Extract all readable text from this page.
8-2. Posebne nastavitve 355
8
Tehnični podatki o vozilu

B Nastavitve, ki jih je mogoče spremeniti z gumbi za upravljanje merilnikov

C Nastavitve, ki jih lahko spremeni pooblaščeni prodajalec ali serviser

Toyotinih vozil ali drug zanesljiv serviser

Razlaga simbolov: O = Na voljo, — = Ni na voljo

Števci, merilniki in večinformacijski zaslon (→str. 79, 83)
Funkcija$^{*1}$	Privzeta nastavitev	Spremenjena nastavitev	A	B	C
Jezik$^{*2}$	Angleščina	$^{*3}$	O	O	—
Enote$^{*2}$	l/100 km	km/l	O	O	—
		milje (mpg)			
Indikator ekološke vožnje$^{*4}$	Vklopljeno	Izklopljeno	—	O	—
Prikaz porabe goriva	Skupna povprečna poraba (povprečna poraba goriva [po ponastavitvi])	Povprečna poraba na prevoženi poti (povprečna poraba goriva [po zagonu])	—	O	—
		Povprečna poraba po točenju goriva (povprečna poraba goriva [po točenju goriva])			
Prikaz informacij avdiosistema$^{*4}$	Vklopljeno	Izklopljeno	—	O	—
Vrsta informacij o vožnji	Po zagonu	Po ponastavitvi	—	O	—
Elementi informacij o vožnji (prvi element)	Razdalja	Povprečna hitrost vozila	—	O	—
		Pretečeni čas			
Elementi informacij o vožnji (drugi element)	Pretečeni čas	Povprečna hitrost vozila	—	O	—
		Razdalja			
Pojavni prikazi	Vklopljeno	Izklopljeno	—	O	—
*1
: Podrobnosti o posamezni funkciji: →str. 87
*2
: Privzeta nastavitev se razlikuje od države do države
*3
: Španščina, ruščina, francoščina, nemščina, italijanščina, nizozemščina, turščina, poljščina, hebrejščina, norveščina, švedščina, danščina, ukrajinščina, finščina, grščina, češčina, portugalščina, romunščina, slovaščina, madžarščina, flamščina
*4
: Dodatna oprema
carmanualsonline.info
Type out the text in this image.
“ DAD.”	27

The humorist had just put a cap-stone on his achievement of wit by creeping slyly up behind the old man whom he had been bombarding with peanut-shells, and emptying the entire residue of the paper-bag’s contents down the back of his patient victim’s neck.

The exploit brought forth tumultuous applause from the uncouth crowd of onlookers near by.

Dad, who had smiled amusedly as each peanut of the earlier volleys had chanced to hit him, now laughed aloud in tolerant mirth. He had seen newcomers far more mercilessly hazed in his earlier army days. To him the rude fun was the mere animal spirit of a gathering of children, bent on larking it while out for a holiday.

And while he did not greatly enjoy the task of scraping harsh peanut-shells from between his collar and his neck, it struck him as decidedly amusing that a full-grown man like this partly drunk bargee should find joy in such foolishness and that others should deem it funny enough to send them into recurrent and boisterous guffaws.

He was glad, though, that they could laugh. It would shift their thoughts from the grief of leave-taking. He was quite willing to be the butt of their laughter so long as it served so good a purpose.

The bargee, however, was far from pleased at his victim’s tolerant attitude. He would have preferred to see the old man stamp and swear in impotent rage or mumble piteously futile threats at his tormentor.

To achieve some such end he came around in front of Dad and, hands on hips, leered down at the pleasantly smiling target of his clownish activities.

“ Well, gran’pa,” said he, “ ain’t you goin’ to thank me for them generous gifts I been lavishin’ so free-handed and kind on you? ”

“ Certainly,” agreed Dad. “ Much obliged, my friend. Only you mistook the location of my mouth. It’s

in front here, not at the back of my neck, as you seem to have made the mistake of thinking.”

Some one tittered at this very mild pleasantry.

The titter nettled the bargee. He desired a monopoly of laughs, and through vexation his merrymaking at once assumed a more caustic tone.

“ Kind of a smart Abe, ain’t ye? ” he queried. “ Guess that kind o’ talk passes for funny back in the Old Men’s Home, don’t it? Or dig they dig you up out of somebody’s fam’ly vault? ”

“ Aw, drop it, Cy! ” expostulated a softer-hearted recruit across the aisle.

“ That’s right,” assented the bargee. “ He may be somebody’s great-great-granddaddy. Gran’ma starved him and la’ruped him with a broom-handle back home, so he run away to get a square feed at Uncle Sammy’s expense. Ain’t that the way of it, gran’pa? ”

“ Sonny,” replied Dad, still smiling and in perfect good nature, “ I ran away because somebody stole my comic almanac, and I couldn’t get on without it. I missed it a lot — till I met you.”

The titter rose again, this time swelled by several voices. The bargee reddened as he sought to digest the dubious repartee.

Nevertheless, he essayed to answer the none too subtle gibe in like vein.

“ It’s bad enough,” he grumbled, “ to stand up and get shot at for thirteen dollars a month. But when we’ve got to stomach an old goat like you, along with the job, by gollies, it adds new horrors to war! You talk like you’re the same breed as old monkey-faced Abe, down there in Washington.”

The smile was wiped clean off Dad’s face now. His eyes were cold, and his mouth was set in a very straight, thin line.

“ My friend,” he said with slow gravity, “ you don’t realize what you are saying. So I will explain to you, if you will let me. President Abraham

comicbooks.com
▬▬▬
▸ Prompt
Repeat every record, keeping each word and mark exactly as it is.

▸ Response to this task
Extract all readable text from this page.
8-2. Posebne nastavitve 355
8
Tehnični podatki o vozilu

B Nastavitve, ki jih je mogoče spremeniti z gumbi za upravljanje merilnikov

C Nastavitve, ki jih lahko spremeni pooblaščeni prodajalec ali serviser

Toyotinih vozil ali drug zanesljiv serviser

Razlaga simbolov: O = Na voljo, — = Ni na voljo

Števci, merilniki in večinformacijski zaslon (→str. 79, 83)
Funkcija$^{*1}$	Privzeta nastavitev	Spremenjena nastavitev	A	B	C
Jezik$^{*2}$	Angleščina	$^{*3}$	O	O	—
Enote$^{*2}$	l/100 km	km/l	O	O	—
		milje (mpg)			
Indikator ekološke vožnje$^{*4}$	Vklopljeno	Izklopljeno	—	O	—
Prikaz porabe goriva	Skupna povprečna poraba (povprečna poraba goriva [po ponastavitvi])	Povprečna poraba na prevoženi poti (povprečna poraba goriva [po zagonu])	—	O	—
		Povprečna poraba po točenju goriva (povprečna poraba goriva [po točenju goriva])			
Prikaz informacij avdiosistema$^{*4}$	Vklopljeno	Izklopljeno	—	O	—
Vrsta informacij o vožnji	Po zagonu	Po ponastavitvi	—	O	—
Elementi informacij o vožnji (prvi element)	Razdalja	Povprečna hitrost vozila	—	O	—
		Pretečeni čas			
Elementi informacij o vožnji (drugi element)	Pretečeni čas	Povprečna hitrost vozila	—	O	—
		Razdalja			
Pojavni prikazi	Vklopljeno	Izklopljeno	—	O	—
*1
: Podrobnosti o posamezni funkciji: →str. 87
*2
: Privzeta nastavitev se razlikuje od države do države
*3
: Španščina, ruščina, francoščina, nemščina, italijanščina, nizozemščina, turščina, poljščina, hebrejščina, norveščina, švedščina, danščina, ukrajinščina, finščina, grščina, češčina, portugalščina, romunščina, slovaščina, madžarščina, flamščina
*4
: Dodatna oprema
carmanualsonline.info
Type out the text in this image.
“ DAD.”	27

The humorist had just put a cap-stone on his achievement of wit by creeping slyly up behind the old man whom he had been bombarding with peanut-shells, and emptying the entire residue of the paper-bag’s contents down the back of his patient victim’s neck.

The exploit brought forth tumultuous applause from the uncouth crowd of onlookers near by.

Dad, who had smiled amusedly as each peanut of the earlier volleys had chanced to hit him, now laughed aloud in tolerant mirth. He had seen newcomers far more mercilessly hazed in his earlier army days. To him the rude fun was the mere animal spirit of a gathering of children, bent on larking it while out for a holiday.

And while he did not greatly enjoy the task of scraping harsh peanut-shells from between his collar and his neck, it struck him as decidedly amusing that a full-grown man like this partly drunk bargee should find joy in such foolishness and that others should deem it funny enough to send them into recurrent and boisterous guffaws.

He was glad, though, that they could laugh. It would shift their thoughts from the grief of leave-taking. He was quite willing to be the butt of their laughter so long as it served so good a purpose.

The bargee, however, was far from pleased at his victim’s tolerant attitude. He would have preferred to see the old man stamp and swear in impotent rage or mumble piteously futile threats at his tormentor.

To achieve some such end he came around in front of Dad and, hands on hips, leered down at the pleasantly smiling target of his clownish activities.

“ Well, gran’pa,” said he, “ ain’t you goin’ to thank me for them generous gifts I been lavishin’ so free-handed and kind on you? ”

“ Certainly,” agreed Dad. “ Much obliged, my friend. Only you mistook the location of my mouth. It’s

in front here, not at the back of my neck, as you seem to have made the mistake of thinking.”

Some one tittered at this very mild pleasantry.

The titter nettled the bargee. He desired a monopoly of laughs, and through vexation his merrymaking at once assumed a more caustic tone.

“ Kind of a smart Abe, ain’t ye? ” he queried. “ Guess that kind o’ talk passes for funny back in the Old Men’s Home, don’t it? Or dig they dig you up out of somebody’s fam’ly vault? ”

“ Aw, drop it, Cy! ” expostulated a softer-hearted recruit across the aisle.

“ That’s right,” assented the bargee. “ He may be somebody’s great-great-granddaddy. Gran’ma starved him and la’ruped him with a broom-handle back home, so he run away to get a square feed at Uncle Sammy’s expense. Ain’t that the way of it, gran’pa? ”

“ Sonny,” replied Dad, still smiling and in perfect good nature, “ I ran away because somebody stole my comic almanac, and I couldn’t get on without it. I missed it a lot — till I met you.”

The titter rose again, this time swelled by several voices. The bargee reddened as he sought to digest the dubious repartee.

Nevertheless, he essayed to answer the none too subtle gibe in like vein.

“ It’s bad enough,” he grumbled, “ to stand up and get shot at for thirteen dollars a month. But when we’ve got to stomach an old goat like you, along with the job, by gollies, it adds new horrors to war! You talk like you’re the same breed as old monkey-faced Abe, down there in Washington.”

The smile was wiped clean off Dad’s face now. His eyes were cold, and his mouth was set in a very straight, thin line.

“ My friend,” he said with slow gravity, “ you don’t realize what you are saying. So I will explain to you, if you will let me. President Abraham

comicbooks.com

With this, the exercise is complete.